• [Aim 1]:
Reproduce everything in the interview from "A musician, singer, now" down to "bit in common.".

• [Selection]:
He is fascinated by Platonov, and Gogol was the same age as he was when he made his debut. He owes his love for literature to an extraordinary Polish teacher. Tomasz Organek talks to Rafał Bryndal about his book and more.
A musician, singer, now also a writer, and an English graduate. You graduated from the University of Toruń, which I also tried to graduate from. We have a little bit in common.
Yeah, I also feel like we have something in common. You also spend more time here than in Toruń. And we have this kind of ‘family’ connections. I performed with your brother.
That’s right. The first time I heard about you was when you and Michał were in the band Sofa.
I was invited to join that band. It was a great time, midway or the end of my studies… a nice moment in my life. Thanks to Sofa, I got to know what music is, what a musician does in general, and I could set up my current band, Organek, in its original line-up. I’m fully aware of all of this, because I learned practically everything in Sofa. How to work with people in the studio, on stage. I learned how to compose, I started to write songs, lyrics; in other words – I learned everything about the profession of a musician, which later helped me in my career and is still useful today.
At that time, apart from music, you were also interested in literature. Is that why you decided to choose English studies?

Entries from a dataset:
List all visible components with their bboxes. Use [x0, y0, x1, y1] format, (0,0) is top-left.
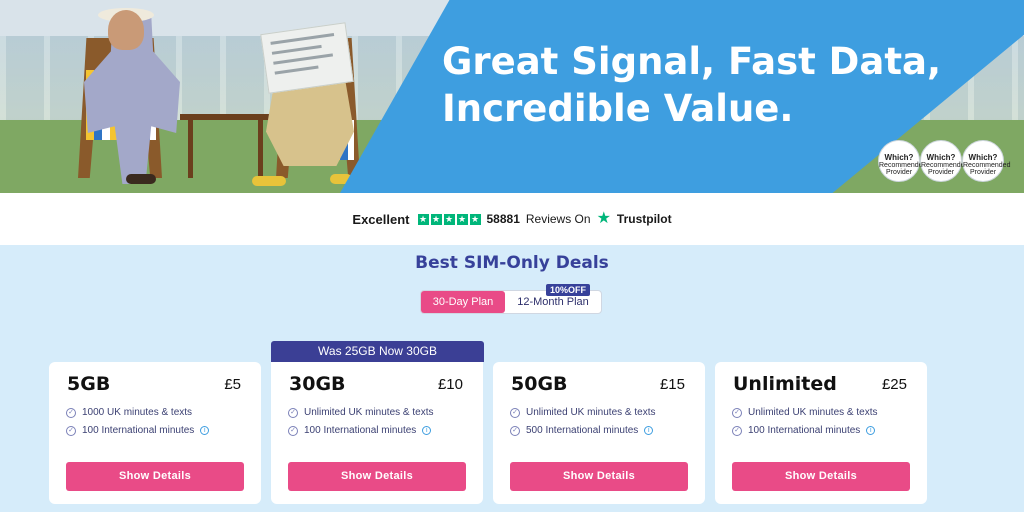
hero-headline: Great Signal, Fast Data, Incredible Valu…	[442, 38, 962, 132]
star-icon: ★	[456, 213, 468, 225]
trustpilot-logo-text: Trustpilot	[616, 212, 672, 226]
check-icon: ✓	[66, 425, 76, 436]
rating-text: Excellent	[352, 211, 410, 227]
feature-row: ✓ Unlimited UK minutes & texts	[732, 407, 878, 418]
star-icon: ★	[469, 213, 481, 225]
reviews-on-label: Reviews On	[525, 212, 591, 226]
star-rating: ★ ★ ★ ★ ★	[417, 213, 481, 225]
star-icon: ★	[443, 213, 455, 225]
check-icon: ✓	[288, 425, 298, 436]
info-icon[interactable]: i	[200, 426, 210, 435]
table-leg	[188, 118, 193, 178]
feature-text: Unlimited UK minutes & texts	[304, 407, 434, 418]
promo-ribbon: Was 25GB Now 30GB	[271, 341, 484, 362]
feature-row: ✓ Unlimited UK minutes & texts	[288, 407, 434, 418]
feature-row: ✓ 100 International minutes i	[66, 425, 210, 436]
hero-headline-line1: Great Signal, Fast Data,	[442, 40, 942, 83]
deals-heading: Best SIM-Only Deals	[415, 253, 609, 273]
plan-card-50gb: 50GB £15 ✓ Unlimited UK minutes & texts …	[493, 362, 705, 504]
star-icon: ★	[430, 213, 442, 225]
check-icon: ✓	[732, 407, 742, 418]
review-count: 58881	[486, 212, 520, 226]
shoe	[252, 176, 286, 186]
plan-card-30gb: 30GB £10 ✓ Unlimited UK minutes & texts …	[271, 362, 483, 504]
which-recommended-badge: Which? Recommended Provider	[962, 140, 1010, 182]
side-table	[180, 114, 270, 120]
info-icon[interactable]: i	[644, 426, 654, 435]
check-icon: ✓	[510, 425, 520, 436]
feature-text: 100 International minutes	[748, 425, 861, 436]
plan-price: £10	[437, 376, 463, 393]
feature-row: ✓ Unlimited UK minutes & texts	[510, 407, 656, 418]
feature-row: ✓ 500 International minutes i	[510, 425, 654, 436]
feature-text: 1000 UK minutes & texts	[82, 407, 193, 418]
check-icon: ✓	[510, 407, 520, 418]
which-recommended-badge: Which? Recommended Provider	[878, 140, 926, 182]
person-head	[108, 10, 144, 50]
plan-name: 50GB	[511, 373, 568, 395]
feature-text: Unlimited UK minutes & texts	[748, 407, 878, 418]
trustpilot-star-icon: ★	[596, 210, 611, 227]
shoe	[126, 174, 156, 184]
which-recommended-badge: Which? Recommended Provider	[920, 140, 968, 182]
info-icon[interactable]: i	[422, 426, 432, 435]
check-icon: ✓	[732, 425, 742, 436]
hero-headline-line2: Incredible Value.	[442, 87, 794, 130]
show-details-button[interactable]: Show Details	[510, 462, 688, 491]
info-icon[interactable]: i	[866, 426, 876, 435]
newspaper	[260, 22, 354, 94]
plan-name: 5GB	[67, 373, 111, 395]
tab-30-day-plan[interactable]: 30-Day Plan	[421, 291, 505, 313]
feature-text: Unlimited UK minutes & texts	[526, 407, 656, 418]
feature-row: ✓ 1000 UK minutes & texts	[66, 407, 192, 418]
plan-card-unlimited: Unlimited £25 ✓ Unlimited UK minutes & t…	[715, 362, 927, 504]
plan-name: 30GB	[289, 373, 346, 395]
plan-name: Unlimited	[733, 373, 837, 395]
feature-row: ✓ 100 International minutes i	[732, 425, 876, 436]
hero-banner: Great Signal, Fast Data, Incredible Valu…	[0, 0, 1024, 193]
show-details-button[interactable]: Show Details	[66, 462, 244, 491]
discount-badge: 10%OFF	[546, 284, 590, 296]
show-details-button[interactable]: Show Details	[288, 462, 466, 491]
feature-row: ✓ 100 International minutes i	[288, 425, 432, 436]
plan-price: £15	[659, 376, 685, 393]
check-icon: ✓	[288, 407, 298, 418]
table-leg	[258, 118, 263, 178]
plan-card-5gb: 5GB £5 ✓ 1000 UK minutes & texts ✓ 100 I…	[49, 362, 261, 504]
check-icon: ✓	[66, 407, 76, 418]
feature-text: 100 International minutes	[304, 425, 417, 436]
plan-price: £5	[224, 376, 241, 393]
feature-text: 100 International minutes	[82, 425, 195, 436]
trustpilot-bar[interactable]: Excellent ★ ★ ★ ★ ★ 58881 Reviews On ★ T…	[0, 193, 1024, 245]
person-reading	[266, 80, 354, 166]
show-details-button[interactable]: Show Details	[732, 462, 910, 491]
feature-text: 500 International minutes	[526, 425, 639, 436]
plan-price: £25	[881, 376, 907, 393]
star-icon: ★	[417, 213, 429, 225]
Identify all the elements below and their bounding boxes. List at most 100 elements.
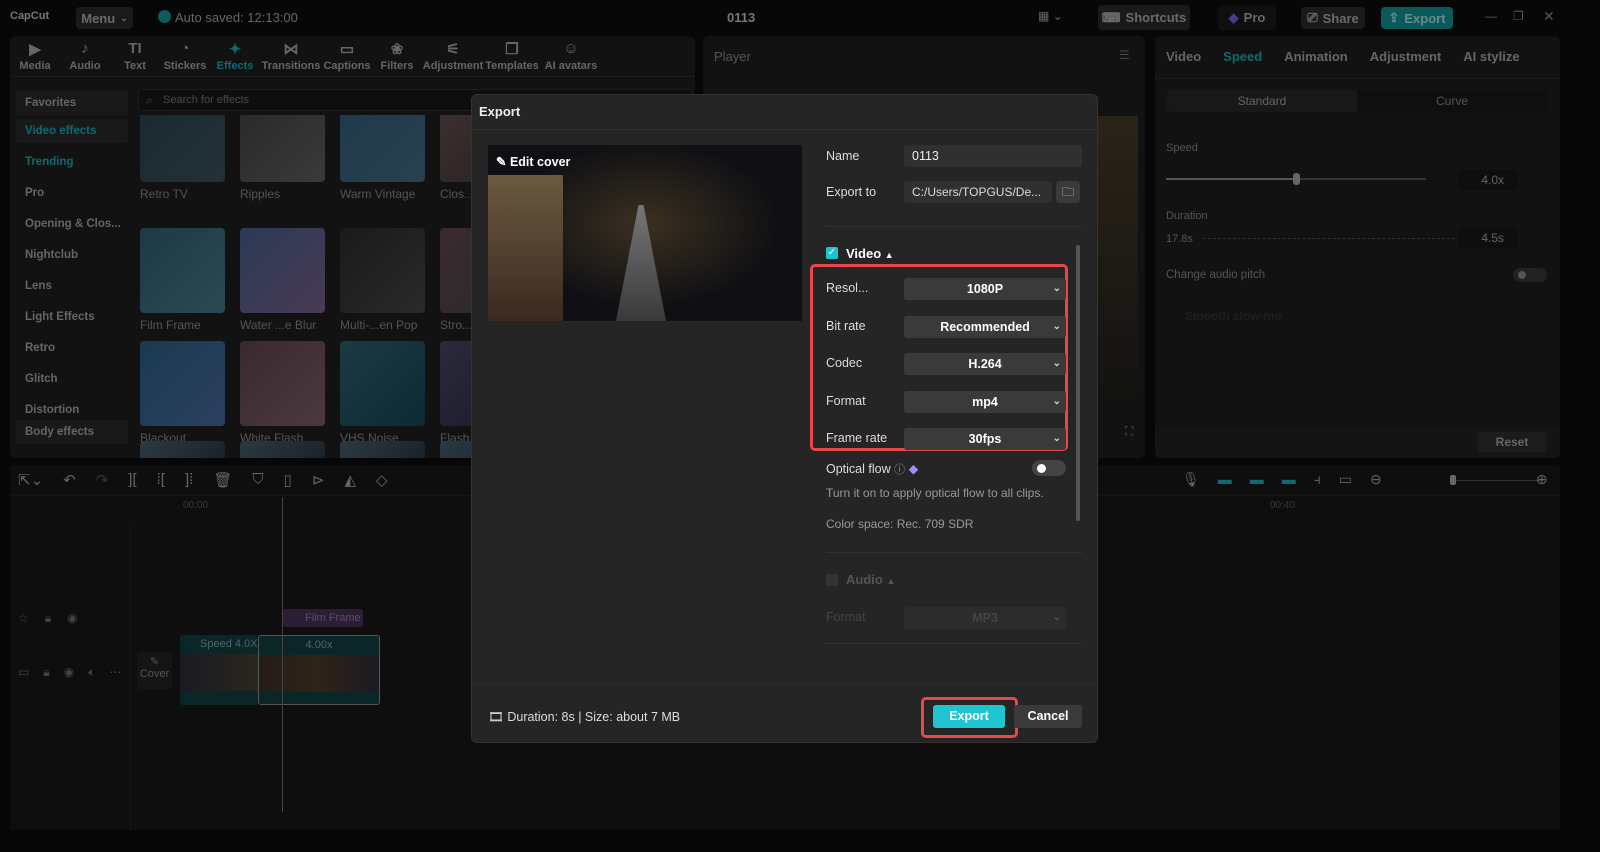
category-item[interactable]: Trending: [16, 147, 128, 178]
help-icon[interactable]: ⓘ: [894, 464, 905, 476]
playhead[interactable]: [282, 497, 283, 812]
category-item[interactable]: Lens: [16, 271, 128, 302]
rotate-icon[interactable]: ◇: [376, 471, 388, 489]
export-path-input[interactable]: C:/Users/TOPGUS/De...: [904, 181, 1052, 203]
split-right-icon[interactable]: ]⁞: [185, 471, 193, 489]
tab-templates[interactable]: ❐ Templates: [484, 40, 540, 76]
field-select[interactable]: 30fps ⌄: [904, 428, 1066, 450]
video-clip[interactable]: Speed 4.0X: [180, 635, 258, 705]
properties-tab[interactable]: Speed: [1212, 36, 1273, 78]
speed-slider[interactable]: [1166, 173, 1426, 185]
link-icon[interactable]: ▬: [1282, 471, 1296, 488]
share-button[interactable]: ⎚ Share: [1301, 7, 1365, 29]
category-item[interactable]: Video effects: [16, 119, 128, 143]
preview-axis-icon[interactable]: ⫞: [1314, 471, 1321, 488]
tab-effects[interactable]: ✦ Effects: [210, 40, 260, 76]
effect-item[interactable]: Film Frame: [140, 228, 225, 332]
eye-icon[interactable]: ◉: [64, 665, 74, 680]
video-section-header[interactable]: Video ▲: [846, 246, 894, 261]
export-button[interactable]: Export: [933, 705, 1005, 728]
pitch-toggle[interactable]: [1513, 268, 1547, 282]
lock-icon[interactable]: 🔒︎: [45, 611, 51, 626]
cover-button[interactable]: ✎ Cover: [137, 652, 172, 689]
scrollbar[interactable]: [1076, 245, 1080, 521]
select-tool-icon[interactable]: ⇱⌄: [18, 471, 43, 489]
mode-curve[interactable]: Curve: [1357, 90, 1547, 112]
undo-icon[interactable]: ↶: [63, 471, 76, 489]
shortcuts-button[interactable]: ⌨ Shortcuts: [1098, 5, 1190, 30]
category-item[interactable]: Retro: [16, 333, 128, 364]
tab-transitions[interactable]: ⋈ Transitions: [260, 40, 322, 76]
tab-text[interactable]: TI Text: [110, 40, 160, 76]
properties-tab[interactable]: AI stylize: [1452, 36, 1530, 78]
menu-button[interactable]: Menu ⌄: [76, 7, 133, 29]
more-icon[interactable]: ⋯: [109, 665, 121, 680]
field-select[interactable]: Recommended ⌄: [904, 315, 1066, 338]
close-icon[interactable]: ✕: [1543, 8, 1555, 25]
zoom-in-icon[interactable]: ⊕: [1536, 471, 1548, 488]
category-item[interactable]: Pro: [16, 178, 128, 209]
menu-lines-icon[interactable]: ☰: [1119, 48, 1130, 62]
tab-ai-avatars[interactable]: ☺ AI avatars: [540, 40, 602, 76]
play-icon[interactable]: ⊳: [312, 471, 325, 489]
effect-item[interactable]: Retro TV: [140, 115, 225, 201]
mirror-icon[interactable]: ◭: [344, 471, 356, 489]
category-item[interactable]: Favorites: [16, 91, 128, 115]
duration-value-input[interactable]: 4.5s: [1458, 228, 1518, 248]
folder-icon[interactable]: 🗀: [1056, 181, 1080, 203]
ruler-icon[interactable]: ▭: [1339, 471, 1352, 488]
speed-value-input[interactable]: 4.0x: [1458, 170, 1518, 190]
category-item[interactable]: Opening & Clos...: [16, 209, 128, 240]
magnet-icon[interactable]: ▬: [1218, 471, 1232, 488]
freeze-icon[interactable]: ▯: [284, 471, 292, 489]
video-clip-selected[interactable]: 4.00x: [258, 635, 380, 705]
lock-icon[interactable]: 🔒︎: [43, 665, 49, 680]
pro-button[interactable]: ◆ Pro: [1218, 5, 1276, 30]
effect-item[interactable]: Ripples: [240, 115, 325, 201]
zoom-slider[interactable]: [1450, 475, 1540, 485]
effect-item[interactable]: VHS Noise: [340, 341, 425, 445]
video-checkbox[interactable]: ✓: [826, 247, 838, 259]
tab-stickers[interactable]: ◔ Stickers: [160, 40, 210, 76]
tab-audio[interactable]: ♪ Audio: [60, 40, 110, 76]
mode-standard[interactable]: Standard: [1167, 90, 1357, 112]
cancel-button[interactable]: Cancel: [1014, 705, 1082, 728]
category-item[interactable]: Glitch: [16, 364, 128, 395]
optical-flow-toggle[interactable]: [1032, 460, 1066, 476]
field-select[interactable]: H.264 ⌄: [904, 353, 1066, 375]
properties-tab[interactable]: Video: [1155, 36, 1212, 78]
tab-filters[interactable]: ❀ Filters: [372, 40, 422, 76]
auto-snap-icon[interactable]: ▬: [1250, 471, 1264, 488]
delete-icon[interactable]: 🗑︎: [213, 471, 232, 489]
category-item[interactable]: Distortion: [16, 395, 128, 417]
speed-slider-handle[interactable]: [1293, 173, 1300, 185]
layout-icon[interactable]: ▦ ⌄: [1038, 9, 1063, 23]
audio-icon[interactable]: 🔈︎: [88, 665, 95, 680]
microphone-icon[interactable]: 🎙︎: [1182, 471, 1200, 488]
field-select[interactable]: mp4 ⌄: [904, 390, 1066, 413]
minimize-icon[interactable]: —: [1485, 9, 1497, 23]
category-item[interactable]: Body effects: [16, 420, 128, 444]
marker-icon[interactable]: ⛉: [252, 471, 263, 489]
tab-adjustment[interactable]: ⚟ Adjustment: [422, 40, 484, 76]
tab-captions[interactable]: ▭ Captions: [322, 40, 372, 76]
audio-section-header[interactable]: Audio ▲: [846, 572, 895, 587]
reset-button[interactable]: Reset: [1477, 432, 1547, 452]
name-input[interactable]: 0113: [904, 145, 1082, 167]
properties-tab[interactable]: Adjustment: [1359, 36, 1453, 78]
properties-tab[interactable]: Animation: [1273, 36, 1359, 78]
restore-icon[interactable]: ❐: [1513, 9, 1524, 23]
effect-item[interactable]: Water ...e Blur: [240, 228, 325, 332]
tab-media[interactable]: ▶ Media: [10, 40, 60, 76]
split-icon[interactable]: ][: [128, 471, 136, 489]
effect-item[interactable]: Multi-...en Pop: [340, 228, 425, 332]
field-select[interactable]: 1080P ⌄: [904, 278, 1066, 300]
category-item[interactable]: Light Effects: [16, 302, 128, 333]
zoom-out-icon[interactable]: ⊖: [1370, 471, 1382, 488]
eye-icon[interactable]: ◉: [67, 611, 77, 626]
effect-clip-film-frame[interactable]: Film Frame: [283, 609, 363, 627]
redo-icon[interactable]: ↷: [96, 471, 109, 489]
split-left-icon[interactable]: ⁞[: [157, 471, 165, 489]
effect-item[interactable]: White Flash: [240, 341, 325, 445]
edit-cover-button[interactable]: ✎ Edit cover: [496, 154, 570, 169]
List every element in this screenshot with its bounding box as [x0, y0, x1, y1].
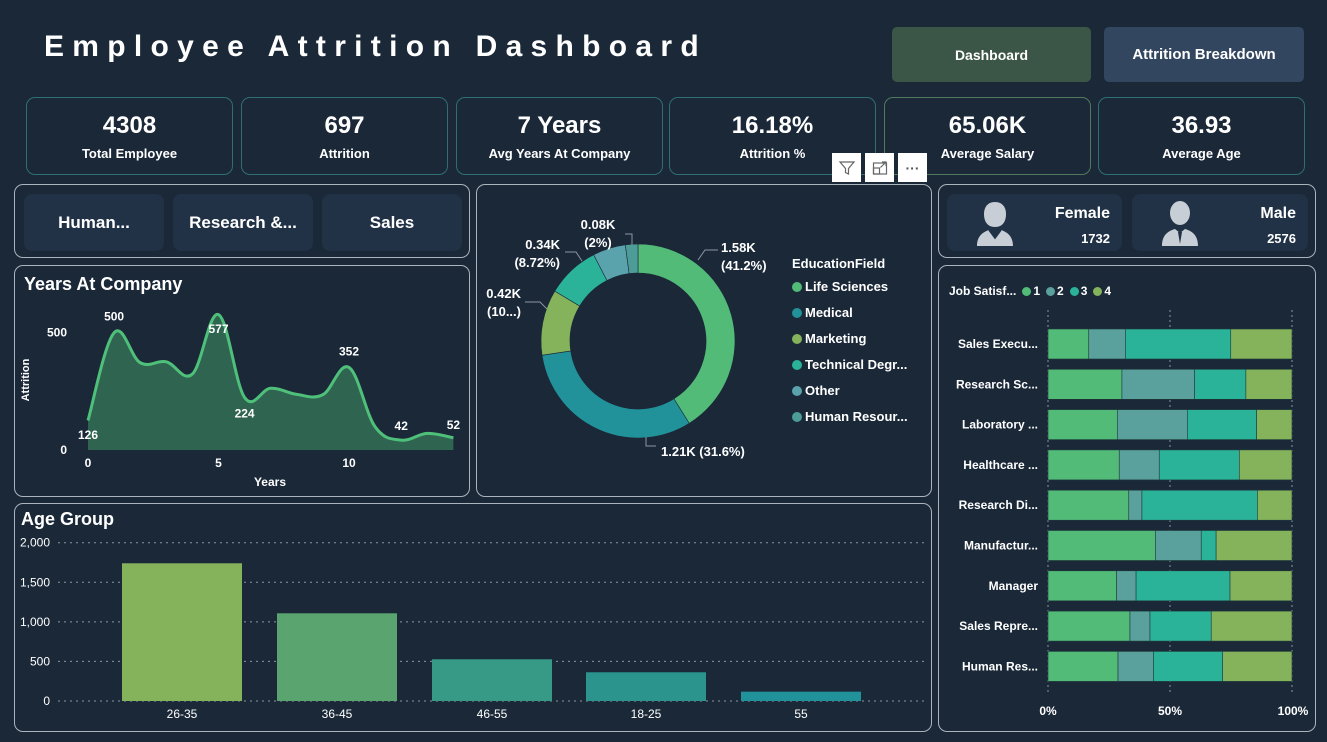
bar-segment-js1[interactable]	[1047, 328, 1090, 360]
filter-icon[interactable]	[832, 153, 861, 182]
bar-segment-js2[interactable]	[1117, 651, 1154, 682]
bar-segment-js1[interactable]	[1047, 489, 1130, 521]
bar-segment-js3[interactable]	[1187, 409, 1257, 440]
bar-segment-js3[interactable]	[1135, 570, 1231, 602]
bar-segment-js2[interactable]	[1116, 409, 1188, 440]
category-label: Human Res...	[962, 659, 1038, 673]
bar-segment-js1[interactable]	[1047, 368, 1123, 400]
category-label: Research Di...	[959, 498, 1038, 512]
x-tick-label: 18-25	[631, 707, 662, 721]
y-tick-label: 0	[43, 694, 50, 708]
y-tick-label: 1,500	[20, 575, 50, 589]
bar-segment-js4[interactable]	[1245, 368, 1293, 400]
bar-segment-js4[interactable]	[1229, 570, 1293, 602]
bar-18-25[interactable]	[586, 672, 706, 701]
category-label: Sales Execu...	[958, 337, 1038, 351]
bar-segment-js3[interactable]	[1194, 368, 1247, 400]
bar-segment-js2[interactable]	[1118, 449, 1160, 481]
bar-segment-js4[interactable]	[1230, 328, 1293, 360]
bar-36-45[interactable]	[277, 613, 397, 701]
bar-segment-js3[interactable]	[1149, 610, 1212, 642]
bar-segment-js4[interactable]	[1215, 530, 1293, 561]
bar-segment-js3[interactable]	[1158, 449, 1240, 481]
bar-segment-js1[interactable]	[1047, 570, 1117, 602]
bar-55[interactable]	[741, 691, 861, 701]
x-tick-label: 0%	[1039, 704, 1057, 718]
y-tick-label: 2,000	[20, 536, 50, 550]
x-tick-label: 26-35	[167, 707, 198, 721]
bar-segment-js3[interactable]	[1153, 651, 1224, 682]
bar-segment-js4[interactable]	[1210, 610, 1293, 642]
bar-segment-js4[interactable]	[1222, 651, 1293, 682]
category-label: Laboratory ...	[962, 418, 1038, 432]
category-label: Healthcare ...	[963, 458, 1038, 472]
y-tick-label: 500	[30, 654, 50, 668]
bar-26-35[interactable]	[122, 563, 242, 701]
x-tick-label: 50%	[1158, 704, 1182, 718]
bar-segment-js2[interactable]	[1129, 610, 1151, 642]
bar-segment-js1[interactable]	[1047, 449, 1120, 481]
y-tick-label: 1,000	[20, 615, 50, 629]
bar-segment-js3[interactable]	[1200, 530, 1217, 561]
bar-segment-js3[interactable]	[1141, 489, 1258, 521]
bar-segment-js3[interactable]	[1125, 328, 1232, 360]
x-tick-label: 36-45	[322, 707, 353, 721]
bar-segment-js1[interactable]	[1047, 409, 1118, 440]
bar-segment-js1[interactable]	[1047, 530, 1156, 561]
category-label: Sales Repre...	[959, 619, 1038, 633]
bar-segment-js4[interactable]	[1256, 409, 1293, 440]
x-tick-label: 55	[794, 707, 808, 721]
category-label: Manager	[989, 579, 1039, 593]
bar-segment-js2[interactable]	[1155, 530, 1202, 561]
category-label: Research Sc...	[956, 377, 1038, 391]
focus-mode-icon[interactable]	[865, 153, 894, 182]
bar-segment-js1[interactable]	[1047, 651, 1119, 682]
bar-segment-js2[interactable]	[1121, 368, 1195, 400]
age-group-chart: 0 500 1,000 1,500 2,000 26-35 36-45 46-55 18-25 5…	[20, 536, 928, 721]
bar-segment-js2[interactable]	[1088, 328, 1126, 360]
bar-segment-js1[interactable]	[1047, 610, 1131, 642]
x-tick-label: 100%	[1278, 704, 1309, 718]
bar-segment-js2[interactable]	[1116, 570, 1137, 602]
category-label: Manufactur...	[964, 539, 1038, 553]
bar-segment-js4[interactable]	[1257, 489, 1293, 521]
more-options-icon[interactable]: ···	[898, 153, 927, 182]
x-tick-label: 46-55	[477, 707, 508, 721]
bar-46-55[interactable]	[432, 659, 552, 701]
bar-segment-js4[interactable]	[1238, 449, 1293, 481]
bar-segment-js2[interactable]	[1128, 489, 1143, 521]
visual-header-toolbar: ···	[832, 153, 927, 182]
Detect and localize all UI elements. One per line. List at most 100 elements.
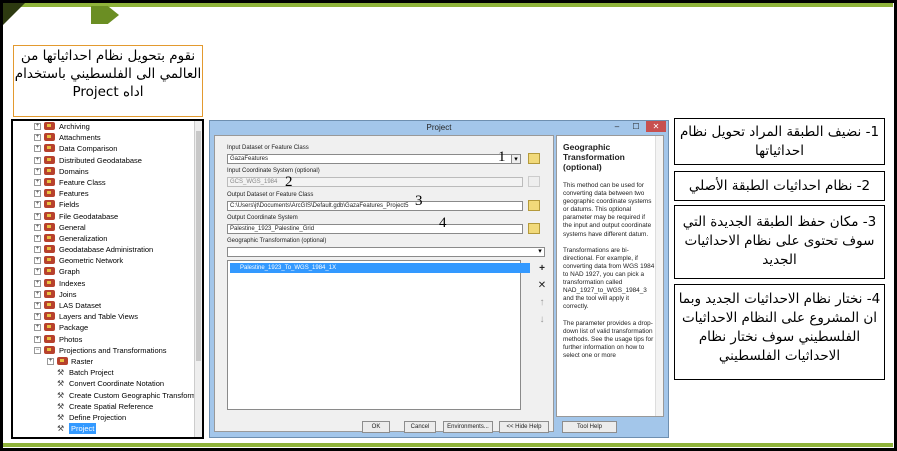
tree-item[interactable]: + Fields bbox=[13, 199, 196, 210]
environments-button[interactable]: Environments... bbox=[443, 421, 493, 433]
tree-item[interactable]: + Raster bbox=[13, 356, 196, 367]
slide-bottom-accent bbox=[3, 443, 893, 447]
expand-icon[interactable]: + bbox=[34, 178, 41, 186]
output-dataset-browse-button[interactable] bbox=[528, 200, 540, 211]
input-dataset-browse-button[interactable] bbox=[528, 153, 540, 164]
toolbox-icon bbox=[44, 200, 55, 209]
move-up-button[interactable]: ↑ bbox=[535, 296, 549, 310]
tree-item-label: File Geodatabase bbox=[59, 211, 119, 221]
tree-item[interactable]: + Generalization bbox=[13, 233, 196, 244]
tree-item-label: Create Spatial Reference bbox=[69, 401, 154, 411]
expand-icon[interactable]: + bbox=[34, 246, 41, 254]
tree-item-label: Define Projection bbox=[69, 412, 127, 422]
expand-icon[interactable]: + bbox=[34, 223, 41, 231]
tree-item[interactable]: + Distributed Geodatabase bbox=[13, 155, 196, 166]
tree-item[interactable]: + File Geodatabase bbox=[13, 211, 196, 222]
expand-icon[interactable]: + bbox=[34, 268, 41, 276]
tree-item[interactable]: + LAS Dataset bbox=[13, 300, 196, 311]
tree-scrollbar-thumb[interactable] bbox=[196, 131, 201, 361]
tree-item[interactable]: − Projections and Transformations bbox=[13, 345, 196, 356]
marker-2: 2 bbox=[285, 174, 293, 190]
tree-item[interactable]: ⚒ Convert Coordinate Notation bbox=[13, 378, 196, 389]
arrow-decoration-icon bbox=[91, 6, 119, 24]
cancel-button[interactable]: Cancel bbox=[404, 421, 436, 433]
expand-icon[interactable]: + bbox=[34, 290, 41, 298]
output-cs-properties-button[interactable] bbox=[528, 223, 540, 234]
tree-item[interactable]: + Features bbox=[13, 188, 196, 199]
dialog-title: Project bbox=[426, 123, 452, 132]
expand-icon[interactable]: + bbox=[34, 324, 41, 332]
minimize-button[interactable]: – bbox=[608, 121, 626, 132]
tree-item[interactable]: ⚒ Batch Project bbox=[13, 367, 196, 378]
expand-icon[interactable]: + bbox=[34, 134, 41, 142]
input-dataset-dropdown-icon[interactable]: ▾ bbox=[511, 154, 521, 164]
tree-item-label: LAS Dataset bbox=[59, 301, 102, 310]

• [Aim 2]:
In the entries, take everything from the line containing "category-item[interactable]: Trending: [16, 147, 128, 178]" down to the line containing "effect-item[interactable]: Film Frame: [140, 228, 225, 332]". Give only those lines again, with "category-item" replaced by "sidebar-item" and all else unchanged.

• [Task response 1]:
A musician, singer, now also a writer, and an English graduate. You graduated from the University of Toruń, which I also tried to graduate from. We have a little bit in common.

• [Task response 2]:
sidebar-item[interactable]: Trending: [16, 147, 128, 178]
help-icon[interactable]: ⓘ: [894, 464, 905, 476]
playhead[interactable]: [282, 497, 283, 812]
sidebar-item[interactable]: Lens: [16, 271, 128, 302]
rotate-icon[interactable]: ◇: [376, 471, 388, 489]
export-path-input[interactable]: C:/Users/TOPGUS/De...: [904, 181, 1052, 203]
split-right-icon[interactable]: ]⁞: [185, 471, 193, 489]
tab-templates[interactable]: ❐ Templates: [484, 40, 540, 76]
field-select[interactable]: 30fps ⌄: [904, 428, 1066, 450]
video-clip[interactable]: Speed 4.0X: [180, 635, 258, 705]
properties-tab[interactable]: Speed: [1212, 36, 1273, 78]
speed-slider[interactable]: [1166, 173, 1426, 185]
link-icon[interactable]: ▬: [1282, 471, 1296, 488]
share-button[interactable]: ⎚ Share: [1301, 7, 1365, 29]
sidebar-item[interactable]: Video effects: [16, 119, 128, 143]
preview-axis-icon[interactable]: ⫞: [1314, 471, 1321, 488]
tab-effects[interactable]: ✦ Effects: [210, 40, 260, 76]
effect-item[interactable]: Film Frame: [140, 228, 225, 332]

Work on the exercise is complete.